───── STORED ROWS

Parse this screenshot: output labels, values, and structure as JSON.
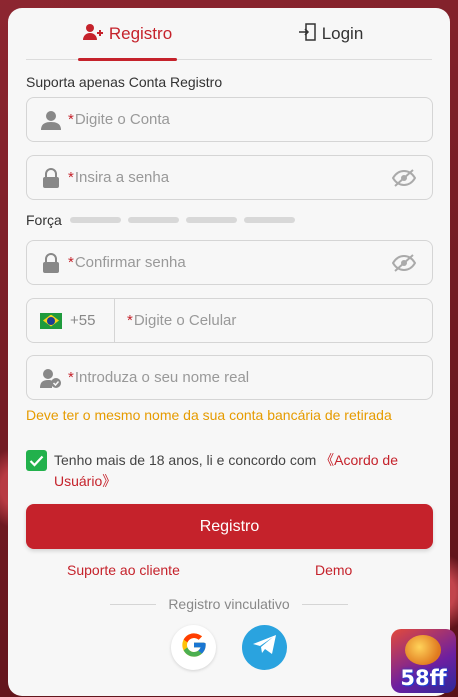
{
  "tabs": {
    "register_label": "Registro",
    "login_label": "Login"
  },
  "form": {
    "support_hint": "Suporta apenas Conta Registro",
    "account_placeholder": "Digite o Conta",
    "password_placeholder": "Insira a senha",
    "strength_label": "Força",
    "confirm_placeholder": "Confirmar senha",
    "country_code": "+55",
    "phone_placeholder": "Digite o Celular",
    "realname_placeholder": "Introduza o seu nome real",
    "realname_warning": "Deve ter o mesmo nome da sua conta bancária de retirada",
    "required_mark": "*"
  },
  "agreement": {
    "checked": true,
    "text": "Tenho mais de 18 anos, li e concordo com ",
    "link": "《Acordo de Usuário》"
  },
  "submit_label": "Registro",
  "links": {
    "support": "Suporte ao cliente",
    "demo": "Demo"
  },
  "social": {
    "divider": "Registro vinculativo",
    "icons": [
      "google-icon",
      "telegram-icon"
    ]
  },
  "brand": {
    "logo_text": "58ff"
  },
  "colors": {
    "accent": "#c5222b",
    "warning": "#e69b00",
    "checkbox": "#22b14c"
  }
}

──────────

SET PROBLEM
Write the entries above out in full, exactly, with no images.

SOLUTION FOR THIS TASK
Parse this screenshot: output labels, values, and structure as JSON.
{
  "tabs": {
    "register_label": "Registro",
    "login_label": "Login"
  },
  "form": {
    "support_hint": "Suporta apenas Conta Registro",
    "account_placeholder": "Digite o Conta",
    "password_placeholder": "Insira a senha",
    "strength_label": "Força",
    "confirm_placeholder": "Confirmar senha",
    "country_code": "+55",
    "phone_placeholder": "Digite o Celular",
    "realname_placeholder": "Introduza o seu nome real",
    "realname_warning": "Deve ter o mesmo nome da sua conta bancária de retirada",
    "required_mark": "*"
  },
  "agreement": {
    "checked": true,
    "text": "Tenho mais de 18 anos, li e concordo com ",
    "link": "《Acordo de Usuário》"
  },
  "submit_label": "Registro",
  "links": {
    "support": "Suporte ao cliente",
    "demo": "Demo"
  },
  "social": {
    "divider": "Registro vinculativo",
    "icons": [
      "google-icon",
      "telegram-icon"
    ]
  },
  "brand": {
    "logo_text": "58ff"
  },
  "colors": {
    "accent": "#c5222b",
    "warning": "#e69b00",
    "checkbox": "#22b14c"
  }
}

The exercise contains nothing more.